Brief:
Omit every picture and return the rest of the data unaltered.

--- start ---

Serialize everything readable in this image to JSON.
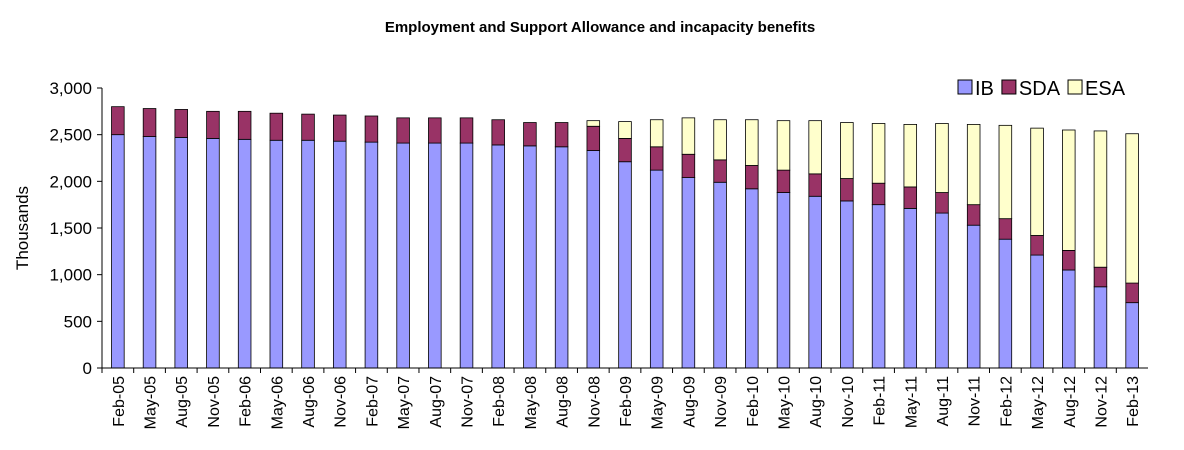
{
  "chart_data": {
    "type": "stacked-bar",
    "title": "Employment and Support Allowance and incapacity benefits",
    "y_label": "Thousands",
    "categories": [
      "Feb-05",
      "May-05",
      "Aug-05",
      "Nov-05",
      "Feb-06",
      "May-06",
      "Aug-06",
      "Nov-06",
      "Feb-07",
      "May-07",
      "Aug-07",
      "Nov-07",
      "Feb-08",
      "May-08",
      "Aug-08",
      "Nov-08",
      "Feb-09",
      "May-09",
      "Aug-09",
      "Nov-09",
      "Feb-10",
      "May-10",
      "Aug-10",
      "Nov-10",
      "Feb-11",
      "May-11",
      "Aug-11",
      "Nov-11",
      "Feb-12",
      "May-12",
      "Aug-12",
      "Nov-12",
      "Feb-13"
    ],
    "series": [
      {
        "name": "IB",
        "color": "#9999ff",
        "values": [
          2500,
          2480,
          2470,
          2460,
          2450,
          2440,
          2440,
          2430,
          2420,
          2410,
          2410,
          2410,
          2390,
          2380,
          2370,
          2330,
          2210,
          2120,
          2040,
          1990,
          1920,
          1880,
          1840,
          1790,
          1750,
          1710,
          1660,
          1530,
          1380,
          1210,
          1050,
          870,
          700
        ]
      },
      {
        "name": "SDA",
        "color": "#993366",
        "values": [
          300,
          300,
          300,
          290,
          300,
          290,
          280,
          280,
          280,
          270,
          270,
          270,
          270,
          250,
          260,
          260,
          250,
          250,
          250,
          240,
          250,
          240,
          240,
          240,
          230,
          230,
          220,
          220,
          220,
          210,
          210,
          210,
          210
        ]
      },
      {
        "name": "ESA",
        "color": "#ffffcc",
        "values": [
          0,
          0,
          0,
          0,
          0,
          0,
          0,
          0,
          0,
          0,
          0,
          0,
          0,
          0,
          0,
          60,
          180,
          290,
          390,
          430,
          490,
          530,
          570,
          600,
          640,
          670,
          740,
          860,
          1000,
          1150,
          1290,
          1460,
          1600
        ]
      }
    ],
    "ylim": [
      0,
      3000
    ],
    "yticks": [
      0,
      500,
      {
        "value": 1000,
        "label": "1,000"
      },
      {
        "value": 1500,
        "label": "1,500"
      },
      {
        "value": 2000,
        "label": "2,000"
      },
      {
        "value": 2500,
        "label": "2,500"
      },
      {
        "value": 3000,
        "label": "3,000"
      }
    ],
    "grid": false,
    "legend": "top-right"
  }
}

--- end ---

Solution for this task:
Serialize everything readable in this image to JSON.
{
  "chart_data": {
    "type": "stacked-bar",
    "title": "Employment and Support Allowance and incapacity benefits",
    "y_label": "Thousands",
    "categories": [
      "Feb-05",
      "May-05",
      "Aug-05",
      "Nov-05",
      "Feb-06",
      "May-06",
      "Aug-06",
      "Nov-06",
      "Feb-07",
      "May-07",
      "Aug-07",
      "Nov-07",
      "Feb-08",
      "May-08",
      "Aug-08",
      "Nov-08",
      "Feb-09",
      "May-09",
      "Aug-09",
      "Nov-09",
      "Feb-10",
      "May-10",
      "Aug-10",
      "Nov-10",
      "Feb-11",
      "May-11",
      "Aug-11",
      "Nov-11",
      "Feb-12",
      "May-12",
      "Aug-12",
      "Nov-12",
      "Feb-13"
    ],
    "series": [
      {
        "name": "IB",
        "color": "#9999ff",
        "values": [
          2500,
          2480,
          2470,
          2460,
          2450,
          2440,
          2440,
          2430,
          2420,
          2410,
          2410,
          2410,
          2390,
          2380,
          2370,
          2330,
          2210,
          2120,
          2040,
          1990,
          1920,
          1880,
          1840,
          1790,
          1750,
          1710,
          1660,
          1530,
          1380,
          1210,
          1050,
          870,
          700
        ]
      },
      {
        "name": "SDA",
        "color": "#993366",
        "values": [
          300,
          300,
          300,
          290,
          300,
          290,
          280,
          280,
          280,
          270,
          270,
          270,
          270,
          250,
          260,
          260,
          250,
          250,
          250,
          240,
          250,
          240,
          240,
          240,
          230,
          230,
          220,
          220,
          220,
          210,
          210,
          210,
          210
        ]
      },
      {
        "name": "ESA",
        "color": "#ffffcc",
        "values": [
          0,
          0,
          0,
          0,
          0,
          0,
          0,
          0,
          0,
          0,
          0,
          0,
          0,
          0,
          0,
          60,
          180,
          290,
          390,
          430,
          490,
          530,
          570,
          600,
          640,
          670,
          740,
          860,
          1000,
          1150,
          1290,
          1460,
          1600
        ]
      }
    ],
    "ylim": [
      0,
      3000
    ],
    "yticks": [
      0,
      500,
      {
        "value": 1000,
        "label": "1,000"
      },
      {
        "value": 1500,
        "label": "1,500"
      },
      {
        "value": 2000,
        "label": "2,000"
      },
      {
        "value": 2500,
        "label": "2,500"
      },
      {
        "value": 3000,
        "label": "3,000"
      }
    ],
    "grid": false,
    "legend": "top-right"
  }
}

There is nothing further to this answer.